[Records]
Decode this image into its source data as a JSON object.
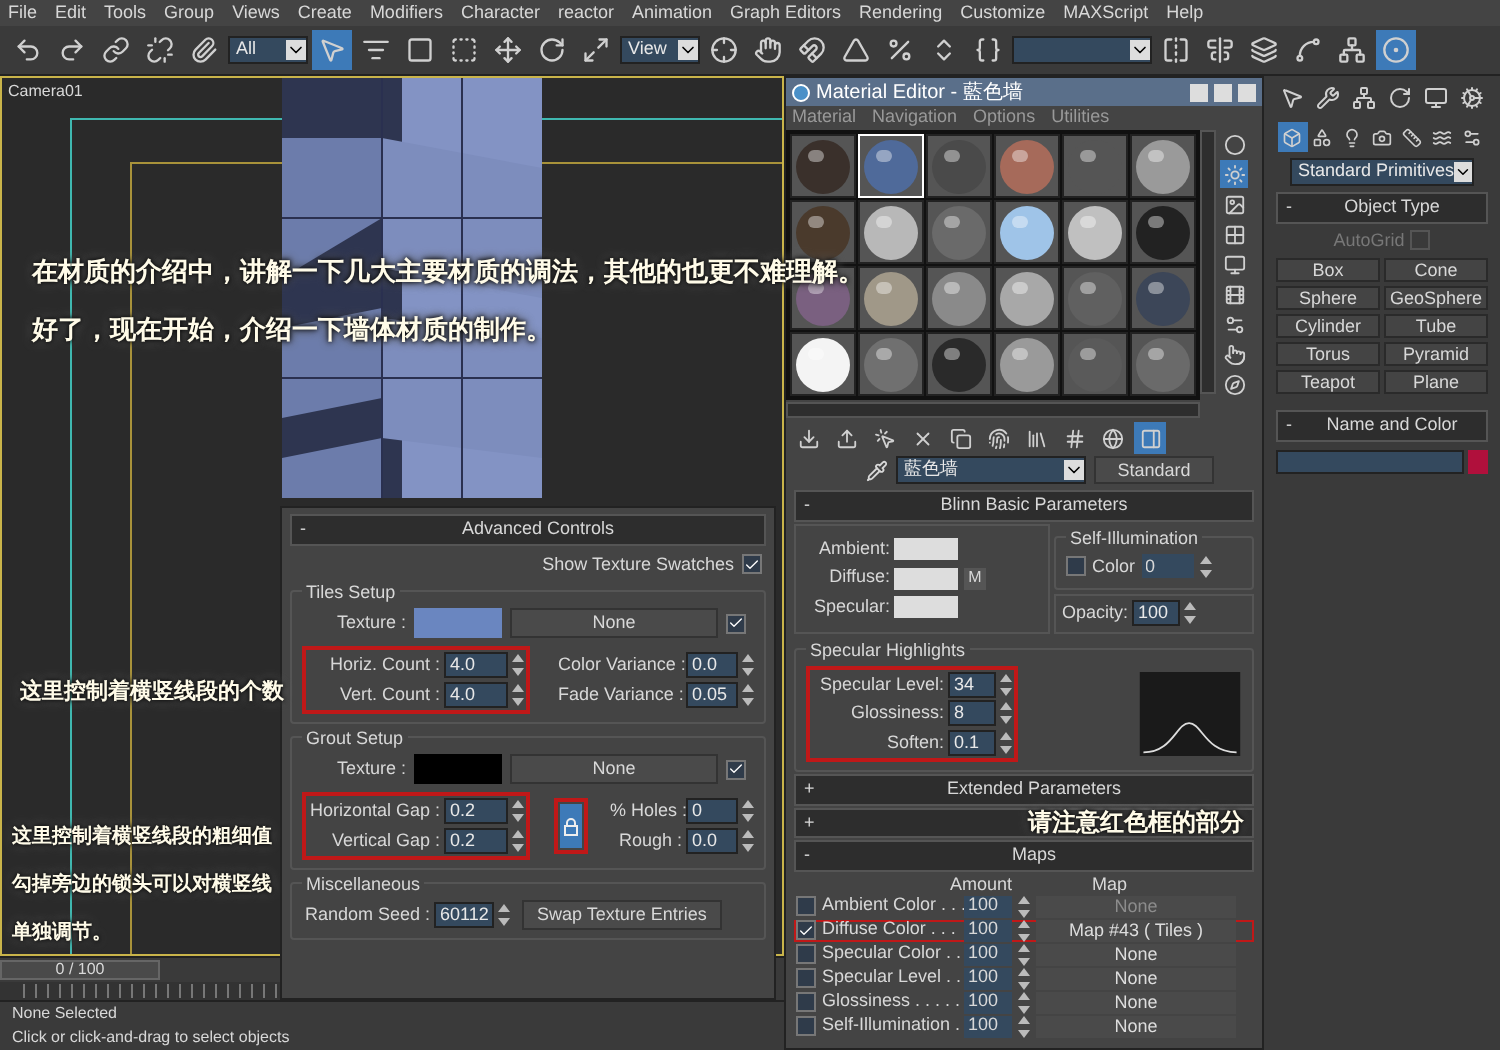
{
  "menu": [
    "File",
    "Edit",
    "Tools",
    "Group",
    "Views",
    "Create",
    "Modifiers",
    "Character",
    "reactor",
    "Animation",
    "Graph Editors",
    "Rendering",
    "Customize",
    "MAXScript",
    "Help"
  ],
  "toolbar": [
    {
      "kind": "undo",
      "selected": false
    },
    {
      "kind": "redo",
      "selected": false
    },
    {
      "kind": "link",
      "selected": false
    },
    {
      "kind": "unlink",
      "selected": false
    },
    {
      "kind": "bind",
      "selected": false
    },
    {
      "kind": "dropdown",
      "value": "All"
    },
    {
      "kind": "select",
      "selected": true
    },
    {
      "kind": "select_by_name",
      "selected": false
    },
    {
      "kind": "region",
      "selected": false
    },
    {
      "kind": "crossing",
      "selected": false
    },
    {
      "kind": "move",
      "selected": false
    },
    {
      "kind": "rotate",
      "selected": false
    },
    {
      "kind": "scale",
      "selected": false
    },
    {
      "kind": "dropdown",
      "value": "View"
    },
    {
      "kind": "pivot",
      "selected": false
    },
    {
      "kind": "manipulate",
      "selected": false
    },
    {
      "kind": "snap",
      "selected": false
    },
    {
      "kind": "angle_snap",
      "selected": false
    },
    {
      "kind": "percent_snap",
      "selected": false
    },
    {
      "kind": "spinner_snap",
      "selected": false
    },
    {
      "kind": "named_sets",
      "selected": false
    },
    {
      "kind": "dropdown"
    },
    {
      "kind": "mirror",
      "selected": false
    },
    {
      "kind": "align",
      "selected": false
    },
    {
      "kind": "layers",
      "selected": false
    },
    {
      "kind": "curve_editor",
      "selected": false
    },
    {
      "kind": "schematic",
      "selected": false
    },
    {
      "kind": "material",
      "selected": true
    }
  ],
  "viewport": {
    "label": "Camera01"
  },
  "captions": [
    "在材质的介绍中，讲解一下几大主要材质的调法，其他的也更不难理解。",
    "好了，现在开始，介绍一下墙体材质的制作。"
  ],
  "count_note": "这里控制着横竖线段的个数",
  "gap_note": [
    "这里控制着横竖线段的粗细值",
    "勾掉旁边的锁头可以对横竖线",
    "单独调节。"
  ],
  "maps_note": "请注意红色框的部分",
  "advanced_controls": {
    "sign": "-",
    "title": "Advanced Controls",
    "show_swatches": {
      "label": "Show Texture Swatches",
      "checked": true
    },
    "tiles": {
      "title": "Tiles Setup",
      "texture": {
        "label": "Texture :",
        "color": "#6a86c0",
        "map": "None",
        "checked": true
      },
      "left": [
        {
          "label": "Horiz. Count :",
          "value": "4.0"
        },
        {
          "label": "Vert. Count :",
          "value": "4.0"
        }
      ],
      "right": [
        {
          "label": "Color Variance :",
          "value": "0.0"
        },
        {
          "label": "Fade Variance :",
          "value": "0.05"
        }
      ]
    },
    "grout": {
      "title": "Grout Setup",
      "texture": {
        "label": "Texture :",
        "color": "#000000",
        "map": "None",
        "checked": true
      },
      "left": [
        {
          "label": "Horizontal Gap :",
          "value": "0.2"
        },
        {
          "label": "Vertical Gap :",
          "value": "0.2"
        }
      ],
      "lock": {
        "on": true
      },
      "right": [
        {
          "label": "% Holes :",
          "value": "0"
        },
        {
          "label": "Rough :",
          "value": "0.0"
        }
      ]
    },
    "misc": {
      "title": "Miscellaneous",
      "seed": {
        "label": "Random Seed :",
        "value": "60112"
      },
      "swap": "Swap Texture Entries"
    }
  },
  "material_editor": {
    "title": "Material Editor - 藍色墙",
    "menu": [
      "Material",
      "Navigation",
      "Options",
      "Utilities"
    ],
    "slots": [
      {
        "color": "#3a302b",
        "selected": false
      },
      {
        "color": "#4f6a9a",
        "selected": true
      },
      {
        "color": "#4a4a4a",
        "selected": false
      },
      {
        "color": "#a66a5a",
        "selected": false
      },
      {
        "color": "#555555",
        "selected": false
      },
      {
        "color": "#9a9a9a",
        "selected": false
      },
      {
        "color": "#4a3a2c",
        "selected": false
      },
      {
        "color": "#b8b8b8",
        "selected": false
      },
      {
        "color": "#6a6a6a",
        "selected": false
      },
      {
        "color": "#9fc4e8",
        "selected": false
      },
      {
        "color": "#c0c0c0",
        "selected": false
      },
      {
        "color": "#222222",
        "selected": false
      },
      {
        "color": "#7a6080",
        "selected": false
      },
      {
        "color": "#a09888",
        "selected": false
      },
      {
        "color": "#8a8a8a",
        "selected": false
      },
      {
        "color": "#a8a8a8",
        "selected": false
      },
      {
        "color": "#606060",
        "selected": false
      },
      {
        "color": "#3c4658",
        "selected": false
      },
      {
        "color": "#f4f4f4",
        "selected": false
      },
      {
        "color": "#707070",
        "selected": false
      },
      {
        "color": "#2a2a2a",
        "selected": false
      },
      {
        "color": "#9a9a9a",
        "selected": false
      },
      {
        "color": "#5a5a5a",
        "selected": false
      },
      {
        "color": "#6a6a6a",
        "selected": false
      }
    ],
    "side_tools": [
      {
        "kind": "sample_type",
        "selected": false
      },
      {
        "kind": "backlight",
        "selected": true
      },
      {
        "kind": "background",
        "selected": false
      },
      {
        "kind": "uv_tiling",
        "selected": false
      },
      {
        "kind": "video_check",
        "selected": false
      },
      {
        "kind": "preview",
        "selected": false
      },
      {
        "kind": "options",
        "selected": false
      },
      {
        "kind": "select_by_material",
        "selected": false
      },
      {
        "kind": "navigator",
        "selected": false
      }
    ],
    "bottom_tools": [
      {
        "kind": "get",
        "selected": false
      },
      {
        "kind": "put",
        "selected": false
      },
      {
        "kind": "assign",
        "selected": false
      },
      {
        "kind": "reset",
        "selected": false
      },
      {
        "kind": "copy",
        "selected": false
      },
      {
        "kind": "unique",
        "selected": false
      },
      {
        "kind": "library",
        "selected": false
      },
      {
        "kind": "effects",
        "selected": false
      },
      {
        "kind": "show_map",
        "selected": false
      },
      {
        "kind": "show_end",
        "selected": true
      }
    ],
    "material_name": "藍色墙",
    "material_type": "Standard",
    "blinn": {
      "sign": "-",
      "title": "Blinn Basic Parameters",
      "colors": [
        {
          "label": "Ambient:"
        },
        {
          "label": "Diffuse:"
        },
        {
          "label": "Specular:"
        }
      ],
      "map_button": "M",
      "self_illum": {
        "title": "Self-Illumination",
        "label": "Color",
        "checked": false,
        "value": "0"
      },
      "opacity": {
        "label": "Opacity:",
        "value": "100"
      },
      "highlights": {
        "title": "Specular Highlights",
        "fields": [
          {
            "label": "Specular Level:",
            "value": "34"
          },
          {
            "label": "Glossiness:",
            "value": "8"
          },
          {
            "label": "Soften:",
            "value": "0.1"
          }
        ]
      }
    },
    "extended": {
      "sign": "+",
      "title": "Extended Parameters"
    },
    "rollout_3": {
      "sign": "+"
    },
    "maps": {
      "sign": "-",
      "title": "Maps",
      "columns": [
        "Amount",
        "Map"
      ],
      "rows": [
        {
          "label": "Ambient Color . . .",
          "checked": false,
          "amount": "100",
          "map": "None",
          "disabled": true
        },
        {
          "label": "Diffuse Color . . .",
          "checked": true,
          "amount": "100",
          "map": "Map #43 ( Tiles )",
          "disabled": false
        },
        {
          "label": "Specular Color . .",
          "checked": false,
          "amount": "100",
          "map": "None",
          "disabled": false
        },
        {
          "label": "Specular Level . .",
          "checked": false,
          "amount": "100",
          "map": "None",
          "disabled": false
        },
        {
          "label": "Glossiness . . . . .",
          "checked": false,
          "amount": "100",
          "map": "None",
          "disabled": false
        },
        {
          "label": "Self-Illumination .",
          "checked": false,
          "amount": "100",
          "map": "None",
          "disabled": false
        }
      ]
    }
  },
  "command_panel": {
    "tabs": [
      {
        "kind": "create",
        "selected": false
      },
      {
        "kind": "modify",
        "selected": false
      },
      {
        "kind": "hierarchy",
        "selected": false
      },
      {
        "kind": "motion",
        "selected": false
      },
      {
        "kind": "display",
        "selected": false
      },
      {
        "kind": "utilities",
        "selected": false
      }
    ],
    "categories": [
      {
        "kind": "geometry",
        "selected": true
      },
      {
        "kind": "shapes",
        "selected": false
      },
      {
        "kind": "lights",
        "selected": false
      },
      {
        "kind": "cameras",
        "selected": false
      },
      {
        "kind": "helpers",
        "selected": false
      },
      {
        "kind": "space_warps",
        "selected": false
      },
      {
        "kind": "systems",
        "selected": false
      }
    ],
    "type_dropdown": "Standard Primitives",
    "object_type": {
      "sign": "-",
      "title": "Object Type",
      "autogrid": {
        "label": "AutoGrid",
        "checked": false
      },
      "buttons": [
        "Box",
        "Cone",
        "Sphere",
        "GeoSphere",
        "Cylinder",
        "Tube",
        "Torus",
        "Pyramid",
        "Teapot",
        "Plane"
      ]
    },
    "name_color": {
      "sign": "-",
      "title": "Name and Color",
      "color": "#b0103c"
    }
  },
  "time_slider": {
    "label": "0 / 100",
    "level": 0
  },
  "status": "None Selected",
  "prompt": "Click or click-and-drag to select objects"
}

Task to carry out: Your answer should be a single number: the count of lines in the entries that contain the word "Parameters".

Solution to the exercise: 2